* Task statement *
Which lines hold the word "initiatives"? Copy each of them.

* Data for this exercise *

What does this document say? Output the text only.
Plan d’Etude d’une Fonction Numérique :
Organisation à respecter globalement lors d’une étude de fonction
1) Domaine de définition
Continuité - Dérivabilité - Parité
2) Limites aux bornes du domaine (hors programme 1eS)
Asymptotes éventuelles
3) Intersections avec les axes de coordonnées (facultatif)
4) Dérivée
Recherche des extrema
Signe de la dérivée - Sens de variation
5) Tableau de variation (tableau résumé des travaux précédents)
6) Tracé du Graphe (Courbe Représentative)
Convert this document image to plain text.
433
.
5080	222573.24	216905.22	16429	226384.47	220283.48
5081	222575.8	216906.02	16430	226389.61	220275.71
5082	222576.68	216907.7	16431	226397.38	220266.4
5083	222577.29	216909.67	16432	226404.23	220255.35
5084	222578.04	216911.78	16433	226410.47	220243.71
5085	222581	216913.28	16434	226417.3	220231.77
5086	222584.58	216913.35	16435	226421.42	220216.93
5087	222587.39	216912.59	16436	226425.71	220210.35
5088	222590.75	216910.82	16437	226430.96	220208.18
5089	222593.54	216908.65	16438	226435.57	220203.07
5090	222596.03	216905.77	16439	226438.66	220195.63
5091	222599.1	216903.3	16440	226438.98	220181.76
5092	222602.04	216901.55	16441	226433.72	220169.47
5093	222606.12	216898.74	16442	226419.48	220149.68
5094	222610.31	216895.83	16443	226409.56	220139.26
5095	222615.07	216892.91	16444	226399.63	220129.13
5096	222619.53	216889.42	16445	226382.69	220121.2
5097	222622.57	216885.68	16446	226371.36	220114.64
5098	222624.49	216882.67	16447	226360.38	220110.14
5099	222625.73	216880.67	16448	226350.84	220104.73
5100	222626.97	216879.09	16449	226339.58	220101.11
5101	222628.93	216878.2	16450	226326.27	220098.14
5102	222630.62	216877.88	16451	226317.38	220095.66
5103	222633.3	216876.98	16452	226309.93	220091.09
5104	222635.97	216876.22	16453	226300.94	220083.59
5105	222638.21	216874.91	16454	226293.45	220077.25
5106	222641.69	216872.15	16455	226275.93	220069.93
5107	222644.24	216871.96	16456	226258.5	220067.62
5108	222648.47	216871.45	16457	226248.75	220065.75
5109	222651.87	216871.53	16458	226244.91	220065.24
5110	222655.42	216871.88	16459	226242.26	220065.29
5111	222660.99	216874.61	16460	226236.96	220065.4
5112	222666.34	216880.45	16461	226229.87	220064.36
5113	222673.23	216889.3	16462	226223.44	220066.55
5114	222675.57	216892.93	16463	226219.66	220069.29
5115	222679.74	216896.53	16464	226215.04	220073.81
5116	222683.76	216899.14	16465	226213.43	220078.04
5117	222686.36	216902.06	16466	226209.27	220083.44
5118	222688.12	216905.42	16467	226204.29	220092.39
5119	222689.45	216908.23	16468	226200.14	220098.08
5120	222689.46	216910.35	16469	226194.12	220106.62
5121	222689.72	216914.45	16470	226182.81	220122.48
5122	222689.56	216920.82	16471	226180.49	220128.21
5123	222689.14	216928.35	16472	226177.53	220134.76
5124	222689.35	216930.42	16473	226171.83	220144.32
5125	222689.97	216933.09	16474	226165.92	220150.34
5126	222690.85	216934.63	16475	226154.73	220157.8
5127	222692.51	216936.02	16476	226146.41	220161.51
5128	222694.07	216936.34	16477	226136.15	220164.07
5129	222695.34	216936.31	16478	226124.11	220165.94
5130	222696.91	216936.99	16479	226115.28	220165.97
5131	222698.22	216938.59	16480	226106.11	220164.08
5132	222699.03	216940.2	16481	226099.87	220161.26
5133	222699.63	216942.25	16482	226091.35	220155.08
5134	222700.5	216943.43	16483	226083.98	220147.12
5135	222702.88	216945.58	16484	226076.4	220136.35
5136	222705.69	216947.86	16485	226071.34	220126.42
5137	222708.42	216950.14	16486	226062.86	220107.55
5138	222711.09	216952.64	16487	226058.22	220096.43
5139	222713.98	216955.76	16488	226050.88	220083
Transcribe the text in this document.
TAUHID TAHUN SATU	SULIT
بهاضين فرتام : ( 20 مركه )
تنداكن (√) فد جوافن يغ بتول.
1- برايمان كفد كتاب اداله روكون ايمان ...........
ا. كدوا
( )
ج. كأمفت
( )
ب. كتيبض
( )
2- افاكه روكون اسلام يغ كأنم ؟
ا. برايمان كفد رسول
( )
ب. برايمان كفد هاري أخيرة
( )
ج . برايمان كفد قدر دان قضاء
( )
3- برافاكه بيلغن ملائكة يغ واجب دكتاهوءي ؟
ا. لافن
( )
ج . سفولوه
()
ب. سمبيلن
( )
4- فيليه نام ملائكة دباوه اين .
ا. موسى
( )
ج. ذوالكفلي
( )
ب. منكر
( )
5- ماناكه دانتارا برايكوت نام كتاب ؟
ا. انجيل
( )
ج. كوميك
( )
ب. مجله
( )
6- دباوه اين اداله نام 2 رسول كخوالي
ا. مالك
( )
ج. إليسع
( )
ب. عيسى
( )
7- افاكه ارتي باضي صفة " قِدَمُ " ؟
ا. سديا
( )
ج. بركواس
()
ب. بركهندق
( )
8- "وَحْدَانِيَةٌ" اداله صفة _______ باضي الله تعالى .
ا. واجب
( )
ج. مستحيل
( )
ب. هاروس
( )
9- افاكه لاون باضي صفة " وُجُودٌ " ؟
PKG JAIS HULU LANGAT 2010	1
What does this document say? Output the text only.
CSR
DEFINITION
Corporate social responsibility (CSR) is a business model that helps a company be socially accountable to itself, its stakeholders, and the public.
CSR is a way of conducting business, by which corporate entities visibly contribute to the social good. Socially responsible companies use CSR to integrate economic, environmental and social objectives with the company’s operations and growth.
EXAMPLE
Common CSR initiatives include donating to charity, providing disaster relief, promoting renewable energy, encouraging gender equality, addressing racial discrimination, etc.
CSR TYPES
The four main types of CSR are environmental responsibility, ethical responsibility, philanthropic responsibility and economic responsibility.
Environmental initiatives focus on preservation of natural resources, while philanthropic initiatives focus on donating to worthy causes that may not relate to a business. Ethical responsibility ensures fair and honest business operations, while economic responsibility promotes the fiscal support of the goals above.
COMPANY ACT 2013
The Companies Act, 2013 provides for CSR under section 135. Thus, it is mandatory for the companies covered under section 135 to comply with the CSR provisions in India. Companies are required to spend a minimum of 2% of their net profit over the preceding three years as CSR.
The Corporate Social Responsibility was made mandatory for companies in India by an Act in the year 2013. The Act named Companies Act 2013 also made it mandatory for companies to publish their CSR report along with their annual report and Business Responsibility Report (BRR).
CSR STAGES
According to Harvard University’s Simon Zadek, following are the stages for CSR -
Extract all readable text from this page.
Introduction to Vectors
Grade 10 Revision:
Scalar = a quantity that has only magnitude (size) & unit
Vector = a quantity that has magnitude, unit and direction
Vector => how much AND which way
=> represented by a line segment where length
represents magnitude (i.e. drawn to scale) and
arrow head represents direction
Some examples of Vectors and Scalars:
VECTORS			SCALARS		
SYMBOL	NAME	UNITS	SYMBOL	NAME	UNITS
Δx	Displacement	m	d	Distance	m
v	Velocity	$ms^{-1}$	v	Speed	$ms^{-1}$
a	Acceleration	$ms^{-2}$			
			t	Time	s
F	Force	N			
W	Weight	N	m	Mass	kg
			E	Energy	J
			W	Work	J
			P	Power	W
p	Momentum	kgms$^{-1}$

* Solution to the problem *
Common CSR initiatives include donating to charity, providing disaster relief, promoting renewable energy, encouraging gender equality, addressing racial discrimination, etc.
Environmental initiatives focus on preservation of natural resources, while philanthropic initiatives focus on donating to worthy causes that may not relate to a business. Ethical responsibility ensures fair and honest business operations, while economic responsibility promotes the fiscal support of the goals above.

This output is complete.